DIRECTION:
Each record that follows should be repeated exactly, minus any images.

--- begin ---

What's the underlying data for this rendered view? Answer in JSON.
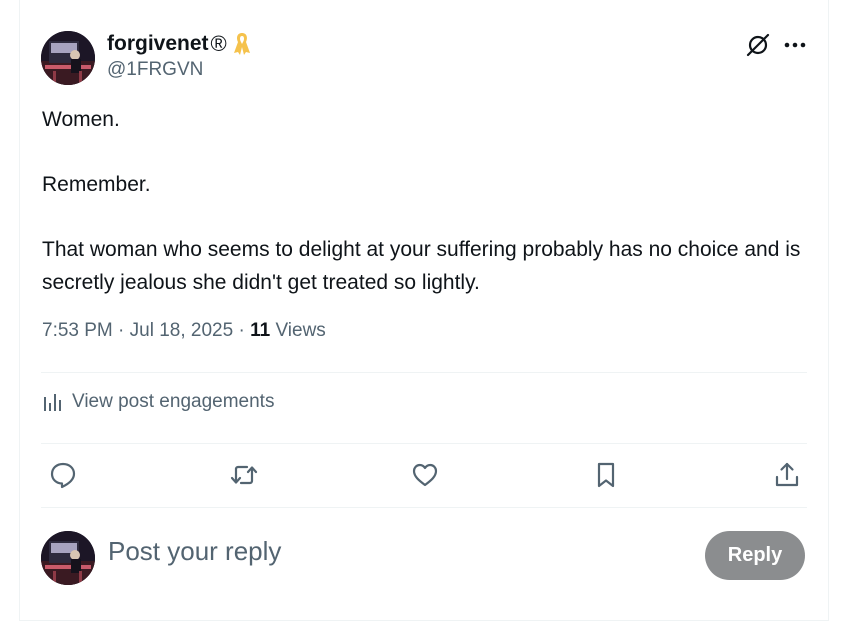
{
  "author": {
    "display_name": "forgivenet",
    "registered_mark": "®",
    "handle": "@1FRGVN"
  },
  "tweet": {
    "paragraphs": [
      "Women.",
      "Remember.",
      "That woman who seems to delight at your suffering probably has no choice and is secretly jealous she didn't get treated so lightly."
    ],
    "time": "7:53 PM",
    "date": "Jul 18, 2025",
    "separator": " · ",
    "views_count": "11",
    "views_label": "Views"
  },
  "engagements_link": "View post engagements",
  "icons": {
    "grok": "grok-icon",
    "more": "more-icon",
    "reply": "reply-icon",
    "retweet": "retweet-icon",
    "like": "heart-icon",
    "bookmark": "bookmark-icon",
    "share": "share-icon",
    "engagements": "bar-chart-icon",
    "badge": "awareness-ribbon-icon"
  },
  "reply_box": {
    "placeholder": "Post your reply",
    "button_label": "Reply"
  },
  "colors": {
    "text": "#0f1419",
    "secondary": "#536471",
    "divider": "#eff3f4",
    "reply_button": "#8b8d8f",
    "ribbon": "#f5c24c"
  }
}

--- end ---

SOLUTION FOR THIS EXERCISE:
What's the underlying data for this rendered view? Answer in JSON.
{
  "author": {
    "display_name": "forgivenet",
    "registered_mark": "®",
    "handle": "@1FRGVN"
  },
  "tweet": {
    "paragraphs": [
      "Women.",
      "Remember.",
      "That woman who seems to delight at your suffering probably has no choice and is secretly jealous she didn't get treated so lightly."
    ],
    "time": "7:53 PM",
    "date": "Jul 18, 2025",
    "separator": " · ",
    "views_count": "11",
    "views_label": "Views"
  },
  "engagements_link": "View post engagements",
  "icons": {
    "grok": "grok-icon",
    "more": "more-icon",
    "reply": "reply-icon",
    "retweet": "retweet-icon",
    "like": "heart-icon",
    "bookmark": "bookmark-icon",
    "share": "share-icon",
    "engagements": "bar-chart-icon",
    "badge": "awareness-ribbon-icon"
  },
  "reply_box": {
    "placeholder": "Post your reply",
    "button_label": "Reply"
  },
  "colors": {
    "text": "#0f1419",
    "secondary": "#536471",
    "divider": "#eff3f4",
    "reply_button": "#8b8d8f",
    "ribbon": "#f5c24c"
  }
}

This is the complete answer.